(Box coordinate listings)
-- begin --

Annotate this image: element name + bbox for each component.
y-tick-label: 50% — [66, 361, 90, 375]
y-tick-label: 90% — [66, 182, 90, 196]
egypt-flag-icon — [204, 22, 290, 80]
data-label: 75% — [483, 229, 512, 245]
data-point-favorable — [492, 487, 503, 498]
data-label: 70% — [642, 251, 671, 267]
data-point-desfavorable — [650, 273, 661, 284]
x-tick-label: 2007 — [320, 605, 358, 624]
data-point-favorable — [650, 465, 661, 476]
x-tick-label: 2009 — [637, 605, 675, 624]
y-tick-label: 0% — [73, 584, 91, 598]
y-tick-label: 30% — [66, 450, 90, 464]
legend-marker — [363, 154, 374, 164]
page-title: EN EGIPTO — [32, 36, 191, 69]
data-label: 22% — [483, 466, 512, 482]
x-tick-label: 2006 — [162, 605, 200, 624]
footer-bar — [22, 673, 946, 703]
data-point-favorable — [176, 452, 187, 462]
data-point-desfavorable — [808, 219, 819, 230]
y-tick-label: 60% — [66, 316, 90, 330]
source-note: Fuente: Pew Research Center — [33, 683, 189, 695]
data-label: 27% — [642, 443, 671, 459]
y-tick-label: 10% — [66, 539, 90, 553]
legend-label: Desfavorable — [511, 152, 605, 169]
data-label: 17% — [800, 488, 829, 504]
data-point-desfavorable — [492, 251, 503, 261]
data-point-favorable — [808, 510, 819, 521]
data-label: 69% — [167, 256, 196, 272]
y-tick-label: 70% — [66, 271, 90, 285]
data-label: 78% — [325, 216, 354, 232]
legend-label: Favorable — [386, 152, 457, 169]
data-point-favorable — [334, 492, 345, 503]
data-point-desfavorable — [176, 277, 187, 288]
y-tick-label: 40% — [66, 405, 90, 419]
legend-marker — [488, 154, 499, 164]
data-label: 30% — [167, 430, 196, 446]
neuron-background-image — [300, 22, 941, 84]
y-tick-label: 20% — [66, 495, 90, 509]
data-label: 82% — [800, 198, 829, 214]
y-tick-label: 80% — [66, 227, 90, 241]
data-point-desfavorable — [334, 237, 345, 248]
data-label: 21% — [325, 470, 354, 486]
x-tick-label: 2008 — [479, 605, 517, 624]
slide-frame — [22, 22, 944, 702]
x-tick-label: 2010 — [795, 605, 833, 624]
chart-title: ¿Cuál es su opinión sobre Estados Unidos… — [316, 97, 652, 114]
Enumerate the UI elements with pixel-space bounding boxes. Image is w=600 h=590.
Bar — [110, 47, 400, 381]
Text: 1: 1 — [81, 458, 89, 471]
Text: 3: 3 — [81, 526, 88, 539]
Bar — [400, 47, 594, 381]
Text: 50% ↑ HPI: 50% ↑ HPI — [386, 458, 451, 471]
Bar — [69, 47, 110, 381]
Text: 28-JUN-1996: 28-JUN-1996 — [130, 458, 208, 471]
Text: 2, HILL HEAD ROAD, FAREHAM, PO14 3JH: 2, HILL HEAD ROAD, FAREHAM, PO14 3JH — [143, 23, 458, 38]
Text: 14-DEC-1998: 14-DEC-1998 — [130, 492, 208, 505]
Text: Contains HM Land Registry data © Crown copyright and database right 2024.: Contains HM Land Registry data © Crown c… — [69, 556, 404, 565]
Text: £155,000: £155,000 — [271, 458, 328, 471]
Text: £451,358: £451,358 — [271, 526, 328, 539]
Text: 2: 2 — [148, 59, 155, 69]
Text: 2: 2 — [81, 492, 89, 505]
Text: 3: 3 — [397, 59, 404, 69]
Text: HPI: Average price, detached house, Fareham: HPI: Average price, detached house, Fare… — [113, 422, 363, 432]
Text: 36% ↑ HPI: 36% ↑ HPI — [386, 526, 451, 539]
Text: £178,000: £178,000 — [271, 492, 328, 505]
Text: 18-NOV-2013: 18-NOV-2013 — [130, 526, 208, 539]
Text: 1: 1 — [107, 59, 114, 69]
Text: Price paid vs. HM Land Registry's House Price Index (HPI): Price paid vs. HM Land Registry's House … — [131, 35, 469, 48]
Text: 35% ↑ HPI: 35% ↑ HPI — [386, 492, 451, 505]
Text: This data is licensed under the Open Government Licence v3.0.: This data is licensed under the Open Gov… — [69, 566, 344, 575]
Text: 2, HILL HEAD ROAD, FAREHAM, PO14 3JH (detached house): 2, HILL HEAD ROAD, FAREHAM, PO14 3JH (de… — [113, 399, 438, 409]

-- end --

_Given request_: Update the material from its first line through the line containing "data-label: 17% — [800, 488, 829, 504]", inclusive, replacing each "y-tick-label" with "y-axis-label" and leaving everything else unchanged. Return only those lines.

_Final result_:
Annotate this image: element name + bbox for each component.
y-axis-label: 50% — [66, 361, 90, 375]
y-axis-label: 90% — [66, 182, 90, 196]
egypt-flag-icon — [204, 22, 290, 80]
data-label: 75% — [483, 229, 512, 245]
data-point-favorable — [492, 487, 503, 498]
data-label: 70% — [642, 251, 671, 267]
data-point-desfavorable — [650, 273, 661, 284]
x-tick-label: 2007 — [320, 605, 358, 624]
data-point-favorable — [650, 465, 661, 476]
x-tick-label: 2009 — [637, 605, 675, 624]
y-axis-label: 0% — [73, 584, 91, 598]
y-axis-label: 30% — [66, 450, 90, 464]
legend-marker — [363, 154, 374, 164]
page-title: EN EGIPTO — [32, 36, 191, 69]
data-label: 22% — [483, 466, 512, 482]
x-tick-label: 2006 — [162, 605, 200, 624]
footer-bar — [22, 673, 946, 703]
data-point-favorable — [176, 452, 187, 462]
data-point-desfavorable — [808, 219, 819, 230]
y-axis-label: 60% — [66, 316, 90, 330]
source-note: Fuente: Pew Research Center — [33, 683, 189, 695]
data-label: 27% — [642, 443, 671, 459]
y-axis-label: 10% — [66, 539, 90, 553]
legend-label: Desfavorable — [511, 152, 605, 169]
data-label: 17% — [800, 488, 829, 504]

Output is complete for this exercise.